'''
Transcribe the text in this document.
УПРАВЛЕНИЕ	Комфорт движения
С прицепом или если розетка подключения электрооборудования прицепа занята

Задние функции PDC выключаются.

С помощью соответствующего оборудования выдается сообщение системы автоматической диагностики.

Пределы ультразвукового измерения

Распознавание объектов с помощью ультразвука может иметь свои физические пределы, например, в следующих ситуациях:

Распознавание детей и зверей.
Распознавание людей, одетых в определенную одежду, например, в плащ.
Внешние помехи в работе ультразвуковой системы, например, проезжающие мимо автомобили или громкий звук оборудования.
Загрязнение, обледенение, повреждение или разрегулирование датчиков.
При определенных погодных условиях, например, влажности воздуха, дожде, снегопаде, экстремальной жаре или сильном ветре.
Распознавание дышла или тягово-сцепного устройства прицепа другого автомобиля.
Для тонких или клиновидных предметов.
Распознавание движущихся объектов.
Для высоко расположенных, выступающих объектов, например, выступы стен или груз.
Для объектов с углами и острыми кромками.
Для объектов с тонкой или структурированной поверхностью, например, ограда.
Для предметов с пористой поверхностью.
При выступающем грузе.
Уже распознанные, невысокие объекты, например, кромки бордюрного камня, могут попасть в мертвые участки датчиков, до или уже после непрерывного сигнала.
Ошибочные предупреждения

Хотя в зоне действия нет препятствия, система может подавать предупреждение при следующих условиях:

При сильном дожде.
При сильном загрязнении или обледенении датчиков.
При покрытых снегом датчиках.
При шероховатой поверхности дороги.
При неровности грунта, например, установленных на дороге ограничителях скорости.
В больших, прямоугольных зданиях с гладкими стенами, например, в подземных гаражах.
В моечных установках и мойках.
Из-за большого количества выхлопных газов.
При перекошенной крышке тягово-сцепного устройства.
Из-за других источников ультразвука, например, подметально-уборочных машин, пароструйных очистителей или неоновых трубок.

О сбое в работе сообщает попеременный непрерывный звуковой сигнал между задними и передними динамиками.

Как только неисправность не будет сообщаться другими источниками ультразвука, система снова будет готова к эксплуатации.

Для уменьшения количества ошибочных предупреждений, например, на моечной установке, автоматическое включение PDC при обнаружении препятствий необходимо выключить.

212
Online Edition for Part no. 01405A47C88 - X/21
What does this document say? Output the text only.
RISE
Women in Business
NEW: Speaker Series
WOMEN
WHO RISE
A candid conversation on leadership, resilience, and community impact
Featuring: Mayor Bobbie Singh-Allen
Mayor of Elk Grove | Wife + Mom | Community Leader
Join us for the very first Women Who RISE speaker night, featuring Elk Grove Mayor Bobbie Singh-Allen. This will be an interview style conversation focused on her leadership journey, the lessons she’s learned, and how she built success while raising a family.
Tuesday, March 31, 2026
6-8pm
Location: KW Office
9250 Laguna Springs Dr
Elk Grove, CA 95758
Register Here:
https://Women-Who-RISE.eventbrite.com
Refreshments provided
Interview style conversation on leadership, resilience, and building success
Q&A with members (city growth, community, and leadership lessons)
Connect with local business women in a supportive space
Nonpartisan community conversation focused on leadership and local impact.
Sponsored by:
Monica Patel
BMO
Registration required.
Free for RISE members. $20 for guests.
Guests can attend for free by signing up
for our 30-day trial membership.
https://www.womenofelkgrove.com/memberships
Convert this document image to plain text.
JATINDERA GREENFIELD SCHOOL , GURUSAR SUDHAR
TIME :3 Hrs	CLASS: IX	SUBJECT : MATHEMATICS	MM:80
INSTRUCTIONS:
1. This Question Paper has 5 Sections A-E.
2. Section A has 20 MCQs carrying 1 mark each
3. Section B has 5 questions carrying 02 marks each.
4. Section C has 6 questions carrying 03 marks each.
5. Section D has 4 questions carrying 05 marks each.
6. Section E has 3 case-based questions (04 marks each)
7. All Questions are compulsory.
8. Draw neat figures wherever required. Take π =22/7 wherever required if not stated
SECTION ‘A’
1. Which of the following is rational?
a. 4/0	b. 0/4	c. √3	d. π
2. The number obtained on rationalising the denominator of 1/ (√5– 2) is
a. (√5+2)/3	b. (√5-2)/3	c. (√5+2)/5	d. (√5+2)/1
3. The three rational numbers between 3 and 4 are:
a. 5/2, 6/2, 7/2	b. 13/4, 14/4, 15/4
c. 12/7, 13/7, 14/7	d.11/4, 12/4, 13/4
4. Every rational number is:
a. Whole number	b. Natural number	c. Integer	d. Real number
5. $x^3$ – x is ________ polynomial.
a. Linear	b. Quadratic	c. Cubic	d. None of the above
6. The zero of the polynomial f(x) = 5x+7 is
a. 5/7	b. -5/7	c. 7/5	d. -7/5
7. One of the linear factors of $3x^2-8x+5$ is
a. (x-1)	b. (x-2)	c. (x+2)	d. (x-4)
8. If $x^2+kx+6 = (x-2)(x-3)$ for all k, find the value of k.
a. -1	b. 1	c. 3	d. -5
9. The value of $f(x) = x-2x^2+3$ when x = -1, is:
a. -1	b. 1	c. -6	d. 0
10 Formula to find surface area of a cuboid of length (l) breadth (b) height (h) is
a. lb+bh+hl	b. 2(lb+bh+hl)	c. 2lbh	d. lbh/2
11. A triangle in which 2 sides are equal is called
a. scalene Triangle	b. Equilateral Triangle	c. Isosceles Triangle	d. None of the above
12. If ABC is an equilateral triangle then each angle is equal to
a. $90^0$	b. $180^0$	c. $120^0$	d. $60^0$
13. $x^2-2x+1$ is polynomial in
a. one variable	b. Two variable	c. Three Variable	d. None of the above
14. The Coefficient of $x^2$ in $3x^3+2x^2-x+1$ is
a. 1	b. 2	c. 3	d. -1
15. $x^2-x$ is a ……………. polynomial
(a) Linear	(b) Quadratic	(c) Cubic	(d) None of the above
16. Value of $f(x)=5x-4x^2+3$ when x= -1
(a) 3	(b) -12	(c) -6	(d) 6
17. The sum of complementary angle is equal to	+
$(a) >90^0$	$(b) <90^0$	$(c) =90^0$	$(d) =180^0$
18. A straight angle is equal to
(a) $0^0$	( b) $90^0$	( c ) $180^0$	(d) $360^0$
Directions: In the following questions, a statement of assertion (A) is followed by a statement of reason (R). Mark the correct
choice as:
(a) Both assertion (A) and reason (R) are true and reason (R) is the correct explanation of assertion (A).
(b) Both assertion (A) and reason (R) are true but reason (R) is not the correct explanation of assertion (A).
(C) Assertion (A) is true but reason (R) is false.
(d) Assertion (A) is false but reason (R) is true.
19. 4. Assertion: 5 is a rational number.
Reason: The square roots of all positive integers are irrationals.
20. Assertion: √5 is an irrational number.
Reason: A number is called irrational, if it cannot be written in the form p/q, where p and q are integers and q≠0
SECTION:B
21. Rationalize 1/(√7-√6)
'''
THE EXERCISE
Look through the entries above for the word "style". Copy every line where it shows up.

PROBLEM SOLUTION
Join us for the very first Women Who RISE speaker night, featuring Elk Grove Mayor Bobbie Singh-Allen. This will be an interview style conversation focused on her leadership journey, the lessons she’s learned, and how she built success while raising a family.
Interview style conversation on leadership, resilience, and building success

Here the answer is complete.